■ What this task involves: Word for word, give the material below again, minus any images.

-- begin Records for the exercise --

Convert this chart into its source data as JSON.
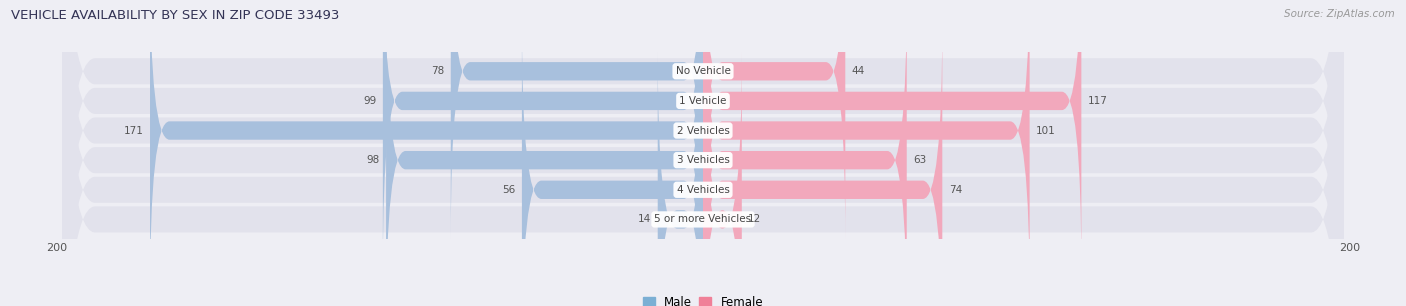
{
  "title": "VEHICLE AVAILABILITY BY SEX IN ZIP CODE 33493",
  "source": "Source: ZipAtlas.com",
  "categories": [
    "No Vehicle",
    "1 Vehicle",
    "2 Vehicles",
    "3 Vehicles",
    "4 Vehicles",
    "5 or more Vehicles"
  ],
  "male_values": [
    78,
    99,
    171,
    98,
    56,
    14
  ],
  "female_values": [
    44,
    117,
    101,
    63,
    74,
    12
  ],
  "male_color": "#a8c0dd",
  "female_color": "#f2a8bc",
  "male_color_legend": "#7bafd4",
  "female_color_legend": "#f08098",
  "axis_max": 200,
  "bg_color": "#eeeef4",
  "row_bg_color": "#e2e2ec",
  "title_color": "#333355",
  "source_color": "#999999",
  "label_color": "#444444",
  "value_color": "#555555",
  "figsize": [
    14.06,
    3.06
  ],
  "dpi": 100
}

-- end Records for the exercise --

■ Finished task:
Convert this chart into its source data as JSON.
{
  "title": "VEHICLE AVAILABILITY BY SEX IN ZIP CODE 33493",
  "source": "Source: ZipAtlas.com",
  "categories": [
    "No Vehicle",
    "1 Vehicle",
    "2 Vehicles",
    "3 Vehicles",
    "4 Vehicles",
    "5 or more Vehicles"
  ],
  "male_values": [
    78,
    99,
    171,
    98,
    56,
    14
  ],
  "female_values": [
    44,
    117,
    101,
    63,
    74,
    12
  ],
  "male_color": "#a8c0dd",
  "female_color": "#f2a8bc",
  "male_color_legend": "#7bafd4",
  "female_color_legend": "#f08098",
  "axis_max": 200,
  "bg_color": "#eeeef4",
  "row_bg_color": "#e2e2ec",
  "title_color": "#333355",
  "source_color": "#999999",
  "label_color": "#444444",
  "value_color": "#555555",
  "figsize": [
    14.06,
    3.06
  ],
  "dpi": 100
}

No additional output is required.